Aunque hay cuatro libros de Herta Müller traducidos al castellano, este año no proliferaron en las librerías después de que la autora ganó el Premio Nobel. Tal vez porque se trata de una escritora en lengua alemana, nacida en Rumania en 1953 pero descendiente de suabos y acérrima defensora de los derechos de esa minoría. Los suabos rumanos tienen poca prensa pero, además, cuando un Nobel se anuncia en esos términos, lo primero que se sospecha es que los únicos méritos literarios del ganador son su origen étnico y su militancia.
De todos modos, en diciembre me topé con la flamante reedición de En tierras bajas y El hombre es un gran faisán en el mundo, dos libros de tapa dura de la editorial Siruela –siempre tan caros como atractivos para el bibliómano– con una faja roja que decía “Premio Nobel de Literatura 2009”. Los terminé comprando y encima los leí, lo que no me hizo pasar el fin de semana más grato de la década. En tierras bajas (1982) es el primer libro de Müller y se publicó censurado en la Rumania de Ceaucescu. El hombre es un gran faisán en el mundo es el tercero y apareció directamente en Berlín, donde Müller se exilió en 1987.
Al principio de En tierras bajas, se cuenta un sueño de la protagonista de la mayoría de los relatos, una nena desde cuya mirada Müller describirá la vida en una aldea campesina durante los años 60. En ese sueño, se habla de un padre que estuvo en la guerra y “que tiene muchos muertos en la conciencia”. También de una madre que pasó hambre en Rusia. Efectivamente, el padre de Müller revistó en las Waffen-SS y la madre estuvo deportada en Ucrania durante cinco años. El costado autobiográfico de ambos libros es notorio y no falta en él ninguna dictadura, ya que la opresión del régimen de Ceaucescu se insinúa en el primero, pero se hace evidente en el segundo. Sin embargo, los horrores que describe Müller son otros y ni Hitler ni Stalin ni Ceaucescu parecen tan terribles como la vida de esa hija de un padre borracho y una madre violenta en una casa infame. En la mesa no está permitido hablar, en el baño se pueden distinguir por el color los excrementos de toda la familia y los gusanos de quienes sufren alguna enfermedad y “los gatitos que venían al mundo en invierno son ahogados en un cubo de agua hirviendo, y los que nacen en verano, en uno de agua fría. Después son enterrados, invierno y verano, en el estercolero.” Pero esa vida, en la que “desviamos la mirada de nuestra soledad, de nosotros mismos, y no soportamos a los otros ni a nosotros mismos, y los otros tampoco nos soportan” es mejor que la de antes de la guerra, donde había que turnarse para ir a la escuela ya que no había zapatos para todos y las prácticas médicas eran tales que “a Franz, un hermano de la abuela que no paraba de llorar, le pusieron un día un trozo demasiado grande de caca de corneja en la boca y nunca más volvió a despertarse.” El segundo libro es una novela narrada en fragmentos que giran alrededor de un matrimonio (él, ex soldado alemán; ella, presa en un campo de trabajo donde el marido la acusa de haberse prostituido) y una hija maestra a la que los padres le exigen que se acueste con el policía de la aldea y con el cura para obtener los pasaportes que les permitan emigrar a Alemania.

FILAS EXTRAÍDAS »
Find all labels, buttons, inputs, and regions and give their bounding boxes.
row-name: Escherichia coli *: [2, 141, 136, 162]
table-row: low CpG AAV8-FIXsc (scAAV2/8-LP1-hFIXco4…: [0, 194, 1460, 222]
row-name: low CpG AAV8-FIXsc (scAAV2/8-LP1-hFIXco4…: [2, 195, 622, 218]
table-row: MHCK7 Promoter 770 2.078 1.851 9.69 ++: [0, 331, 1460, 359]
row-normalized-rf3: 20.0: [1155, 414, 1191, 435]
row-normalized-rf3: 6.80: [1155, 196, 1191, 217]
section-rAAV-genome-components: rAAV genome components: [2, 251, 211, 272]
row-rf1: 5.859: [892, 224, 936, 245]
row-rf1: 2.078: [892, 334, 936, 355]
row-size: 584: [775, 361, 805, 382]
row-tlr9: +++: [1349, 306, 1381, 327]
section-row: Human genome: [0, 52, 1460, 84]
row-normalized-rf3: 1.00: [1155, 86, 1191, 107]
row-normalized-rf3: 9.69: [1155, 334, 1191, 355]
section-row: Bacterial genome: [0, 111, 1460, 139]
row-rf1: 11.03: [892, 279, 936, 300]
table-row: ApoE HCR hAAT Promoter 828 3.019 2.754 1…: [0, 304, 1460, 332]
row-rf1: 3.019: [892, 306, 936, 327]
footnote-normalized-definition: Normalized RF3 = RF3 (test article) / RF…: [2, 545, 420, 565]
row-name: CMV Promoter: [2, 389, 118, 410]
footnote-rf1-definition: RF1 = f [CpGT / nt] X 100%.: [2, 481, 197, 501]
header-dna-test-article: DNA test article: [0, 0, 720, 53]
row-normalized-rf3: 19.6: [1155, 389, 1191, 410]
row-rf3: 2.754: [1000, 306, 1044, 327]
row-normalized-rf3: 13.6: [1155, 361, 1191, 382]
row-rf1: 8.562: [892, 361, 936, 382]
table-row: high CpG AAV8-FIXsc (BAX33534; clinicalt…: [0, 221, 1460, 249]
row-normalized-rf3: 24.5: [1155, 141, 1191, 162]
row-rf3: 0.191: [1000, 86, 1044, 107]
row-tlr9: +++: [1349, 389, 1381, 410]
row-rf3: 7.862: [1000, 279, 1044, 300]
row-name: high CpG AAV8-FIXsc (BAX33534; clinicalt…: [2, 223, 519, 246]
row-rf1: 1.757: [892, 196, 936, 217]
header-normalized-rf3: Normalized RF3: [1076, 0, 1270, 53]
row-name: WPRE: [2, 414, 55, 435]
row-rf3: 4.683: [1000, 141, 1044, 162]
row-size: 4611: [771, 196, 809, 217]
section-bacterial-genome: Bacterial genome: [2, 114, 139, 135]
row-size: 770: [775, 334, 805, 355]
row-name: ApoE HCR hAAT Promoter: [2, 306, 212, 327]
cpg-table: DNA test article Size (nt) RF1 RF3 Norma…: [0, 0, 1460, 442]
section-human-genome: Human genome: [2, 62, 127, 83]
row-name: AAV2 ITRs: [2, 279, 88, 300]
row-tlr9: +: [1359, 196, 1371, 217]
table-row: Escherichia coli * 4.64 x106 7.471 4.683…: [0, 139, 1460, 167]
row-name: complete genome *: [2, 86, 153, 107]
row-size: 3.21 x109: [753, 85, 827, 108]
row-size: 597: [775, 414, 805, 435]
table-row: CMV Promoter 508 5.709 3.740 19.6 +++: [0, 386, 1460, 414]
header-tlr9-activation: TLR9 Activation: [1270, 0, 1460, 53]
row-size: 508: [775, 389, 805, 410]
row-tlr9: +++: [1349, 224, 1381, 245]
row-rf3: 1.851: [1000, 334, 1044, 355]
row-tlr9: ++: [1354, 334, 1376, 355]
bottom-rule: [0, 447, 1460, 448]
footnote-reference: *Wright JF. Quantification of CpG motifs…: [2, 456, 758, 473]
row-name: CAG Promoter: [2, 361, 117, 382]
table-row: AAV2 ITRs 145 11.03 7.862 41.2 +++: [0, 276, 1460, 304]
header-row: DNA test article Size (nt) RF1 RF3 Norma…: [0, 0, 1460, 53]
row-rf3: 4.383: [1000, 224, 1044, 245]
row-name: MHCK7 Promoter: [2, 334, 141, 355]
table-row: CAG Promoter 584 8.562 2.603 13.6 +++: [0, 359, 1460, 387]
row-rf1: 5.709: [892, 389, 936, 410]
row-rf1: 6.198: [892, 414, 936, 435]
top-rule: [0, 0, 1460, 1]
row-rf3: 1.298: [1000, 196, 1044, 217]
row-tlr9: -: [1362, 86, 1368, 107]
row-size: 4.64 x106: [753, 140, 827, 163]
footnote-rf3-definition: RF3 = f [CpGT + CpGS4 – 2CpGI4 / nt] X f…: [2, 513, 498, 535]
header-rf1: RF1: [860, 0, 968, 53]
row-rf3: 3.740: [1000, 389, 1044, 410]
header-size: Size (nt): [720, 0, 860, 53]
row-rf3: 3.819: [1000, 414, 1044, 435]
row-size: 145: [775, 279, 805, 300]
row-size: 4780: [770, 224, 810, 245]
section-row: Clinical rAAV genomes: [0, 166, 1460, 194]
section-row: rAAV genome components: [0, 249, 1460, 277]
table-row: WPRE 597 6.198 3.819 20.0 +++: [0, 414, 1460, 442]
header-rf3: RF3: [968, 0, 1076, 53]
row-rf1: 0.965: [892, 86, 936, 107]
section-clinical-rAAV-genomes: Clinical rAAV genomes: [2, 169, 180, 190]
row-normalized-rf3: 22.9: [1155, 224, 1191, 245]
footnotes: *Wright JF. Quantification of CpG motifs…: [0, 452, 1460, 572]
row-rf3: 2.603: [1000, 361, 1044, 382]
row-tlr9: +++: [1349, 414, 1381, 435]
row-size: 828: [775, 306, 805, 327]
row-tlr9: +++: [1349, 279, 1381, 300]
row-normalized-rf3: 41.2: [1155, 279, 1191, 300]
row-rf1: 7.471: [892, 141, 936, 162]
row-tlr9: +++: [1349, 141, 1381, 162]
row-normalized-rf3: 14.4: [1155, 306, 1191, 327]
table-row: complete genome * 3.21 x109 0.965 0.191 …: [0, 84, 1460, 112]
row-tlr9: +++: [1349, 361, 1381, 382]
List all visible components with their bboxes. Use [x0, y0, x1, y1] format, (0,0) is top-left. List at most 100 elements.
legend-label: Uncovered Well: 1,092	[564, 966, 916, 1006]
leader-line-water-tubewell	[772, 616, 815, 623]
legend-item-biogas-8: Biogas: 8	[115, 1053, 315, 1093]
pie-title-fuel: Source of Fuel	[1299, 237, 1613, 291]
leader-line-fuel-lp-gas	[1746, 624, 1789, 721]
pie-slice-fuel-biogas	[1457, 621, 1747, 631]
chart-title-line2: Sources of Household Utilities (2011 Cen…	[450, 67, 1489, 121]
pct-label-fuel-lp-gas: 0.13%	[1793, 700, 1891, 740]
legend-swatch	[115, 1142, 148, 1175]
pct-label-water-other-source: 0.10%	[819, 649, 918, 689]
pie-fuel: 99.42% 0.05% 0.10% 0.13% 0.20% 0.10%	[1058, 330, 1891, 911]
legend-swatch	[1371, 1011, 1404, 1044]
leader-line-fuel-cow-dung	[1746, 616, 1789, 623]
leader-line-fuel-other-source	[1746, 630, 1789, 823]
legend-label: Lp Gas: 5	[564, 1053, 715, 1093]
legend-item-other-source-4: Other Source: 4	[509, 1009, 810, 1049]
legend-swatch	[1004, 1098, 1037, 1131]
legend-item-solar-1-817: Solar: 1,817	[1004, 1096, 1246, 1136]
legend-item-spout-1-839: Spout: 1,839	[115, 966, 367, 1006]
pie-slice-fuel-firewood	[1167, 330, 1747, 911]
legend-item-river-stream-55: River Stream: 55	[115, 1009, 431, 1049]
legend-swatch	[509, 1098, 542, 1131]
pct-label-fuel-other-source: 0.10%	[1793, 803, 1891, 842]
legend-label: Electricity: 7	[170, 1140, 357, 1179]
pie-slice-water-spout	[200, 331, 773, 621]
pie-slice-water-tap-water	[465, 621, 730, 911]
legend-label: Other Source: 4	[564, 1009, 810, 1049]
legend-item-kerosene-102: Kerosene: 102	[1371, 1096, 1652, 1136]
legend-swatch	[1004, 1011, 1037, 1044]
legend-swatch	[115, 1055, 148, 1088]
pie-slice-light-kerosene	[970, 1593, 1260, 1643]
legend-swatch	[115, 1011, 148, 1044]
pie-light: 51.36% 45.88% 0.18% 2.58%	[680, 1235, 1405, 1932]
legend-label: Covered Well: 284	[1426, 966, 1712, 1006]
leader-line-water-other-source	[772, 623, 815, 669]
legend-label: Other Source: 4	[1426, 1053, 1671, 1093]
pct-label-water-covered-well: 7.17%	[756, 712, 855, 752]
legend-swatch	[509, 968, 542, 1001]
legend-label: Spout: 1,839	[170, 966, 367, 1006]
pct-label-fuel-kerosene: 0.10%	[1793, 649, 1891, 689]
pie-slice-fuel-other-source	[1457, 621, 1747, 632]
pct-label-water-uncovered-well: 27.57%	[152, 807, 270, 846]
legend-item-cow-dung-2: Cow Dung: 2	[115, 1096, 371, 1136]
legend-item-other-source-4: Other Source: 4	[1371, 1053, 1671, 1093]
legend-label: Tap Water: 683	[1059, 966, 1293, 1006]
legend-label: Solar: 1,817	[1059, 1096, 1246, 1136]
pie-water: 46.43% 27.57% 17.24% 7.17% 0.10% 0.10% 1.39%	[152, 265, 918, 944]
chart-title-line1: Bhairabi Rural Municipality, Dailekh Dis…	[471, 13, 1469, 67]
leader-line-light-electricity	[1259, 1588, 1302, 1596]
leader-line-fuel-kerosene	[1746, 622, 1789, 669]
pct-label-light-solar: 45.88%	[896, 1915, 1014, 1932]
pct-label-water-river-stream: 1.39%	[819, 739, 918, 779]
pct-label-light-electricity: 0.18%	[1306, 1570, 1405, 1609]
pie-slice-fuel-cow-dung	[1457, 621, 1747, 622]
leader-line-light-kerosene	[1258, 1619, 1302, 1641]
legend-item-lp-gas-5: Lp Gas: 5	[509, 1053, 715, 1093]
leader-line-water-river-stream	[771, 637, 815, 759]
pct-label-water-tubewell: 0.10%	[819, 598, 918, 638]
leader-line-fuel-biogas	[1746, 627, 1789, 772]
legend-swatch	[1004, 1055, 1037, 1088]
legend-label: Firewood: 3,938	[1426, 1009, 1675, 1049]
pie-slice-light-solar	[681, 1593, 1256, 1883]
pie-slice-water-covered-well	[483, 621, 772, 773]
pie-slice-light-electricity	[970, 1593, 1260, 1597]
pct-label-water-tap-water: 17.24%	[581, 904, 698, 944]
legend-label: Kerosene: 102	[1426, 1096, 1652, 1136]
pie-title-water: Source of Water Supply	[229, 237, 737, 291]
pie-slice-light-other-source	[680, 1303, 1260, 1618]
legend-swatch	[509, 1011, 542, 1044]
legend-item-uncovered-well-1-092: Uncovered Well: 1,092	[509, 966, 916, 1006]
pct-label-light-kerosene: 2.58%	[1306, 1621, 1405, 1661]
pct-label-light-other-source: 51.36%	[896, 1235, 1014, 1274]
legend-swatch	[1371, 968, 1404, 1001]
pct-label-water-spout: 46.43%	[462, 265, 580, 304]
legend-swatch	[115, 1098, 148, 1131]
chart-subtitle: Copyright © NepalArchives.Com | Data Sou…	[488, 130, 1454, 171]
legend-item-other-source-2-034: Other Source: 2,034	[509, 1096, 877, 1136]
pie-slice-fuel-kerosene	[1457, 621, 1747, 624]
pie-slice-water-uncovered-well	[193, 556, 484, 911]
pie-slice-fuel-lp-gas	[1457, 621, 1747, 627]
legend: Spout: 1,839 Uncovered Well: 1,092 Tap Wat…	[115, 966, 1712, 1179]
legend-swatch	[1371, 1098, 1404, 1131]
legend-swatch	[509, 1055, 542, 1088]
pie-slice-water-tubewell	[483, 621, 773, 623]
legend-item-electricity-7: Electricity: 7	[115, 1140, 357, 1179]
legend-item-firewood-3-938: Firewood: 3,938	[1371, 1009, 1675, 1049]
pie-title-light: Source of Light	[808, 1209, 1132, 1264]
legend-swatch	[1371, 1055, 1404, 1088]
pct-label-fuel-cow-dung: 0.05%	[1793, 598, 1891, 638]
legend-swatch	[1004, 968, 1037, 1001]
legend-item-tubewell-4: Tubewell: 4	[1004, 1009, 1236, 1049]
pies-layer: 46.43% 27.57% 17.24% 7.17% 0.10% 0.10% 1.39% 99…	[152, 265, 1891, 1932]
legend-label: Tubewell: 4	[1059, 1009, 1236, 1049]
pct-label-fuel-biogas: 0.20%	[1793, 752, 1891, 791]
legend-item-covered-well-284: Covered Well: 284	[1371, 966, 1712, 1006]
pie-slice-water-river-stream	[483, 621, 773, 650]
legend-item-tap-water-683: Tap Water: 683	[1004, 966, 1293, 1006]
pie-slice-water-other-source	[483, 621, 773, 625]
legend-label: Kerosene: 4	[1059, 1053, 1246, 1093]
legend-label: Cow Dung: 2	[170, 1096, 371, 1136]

ACCIONES A REALIZAR »
• A. Devuelve el fragmento de la reseña sobre Herta Müller que va entre "De todos modos, en" y "exilió en 1987.", ambos incluidos.
• B. Responde según la reseña sobre Herta Müller:
(i) ¿En qué año nació Herta Müller?
(ii) ¿En qué ciudad apareció El hombre es un gran faisán en el mundo?
(iii) ¿Cuántos años estuvo deportada en Ucrania la madre de Müller?
• C. Prolonga la reseña sobre Herta Müller a partir del punto en que termina.

RESULTADOS ESPERADOS »
• A.
De todos modos, en diciembre me topé con la flamante reedición de En tierras bajas y El hombre es un gran faisán en el mundo, dos libros de tapa dura de la editorial Siruela –siempre tan caros como atractivos para el bibliómano– con una faja roja que decía “Premio Nobel de Literatura 2009”. Los terminé comprando y encima los leí, lo que no me hizo pasar el fin de semana más grato de la década. En tierras bajas (1982) es el primer libro de Müller y se publicó censurado en la Rumania de Ceaucescu. El hombre es un gran faisán en el mundo es el tercero y apareció directamente en Berlín, donde Müller se exilió en 1987.

• B.
(i) En 1953.
(ii) En Berlín.
(iii) Cinco años.

• C.
Müller maneja tres estilos: el sórdido naturalista, el sórdido surrealista y el sórdido realista mágico. En el primero, se ocupa de lo cotidiano; en el segundo, experimenta con los sueños y en el tercero, con fantasías tales como que en el pueblo los gatos se aparean con los perros. Todo esto viene batido con largos fragmentos de ese pringue repetitivo que se suele llamar “prosa poética”. Hay que reconocer algo, sin embargo: que Müller siente cierta piedad por sus monstruosas criaturas. Eso les gusta a los suecos de la Academia, siempre un poco religiosos en el fondo. Con los que no tienen piedad es con los lectores.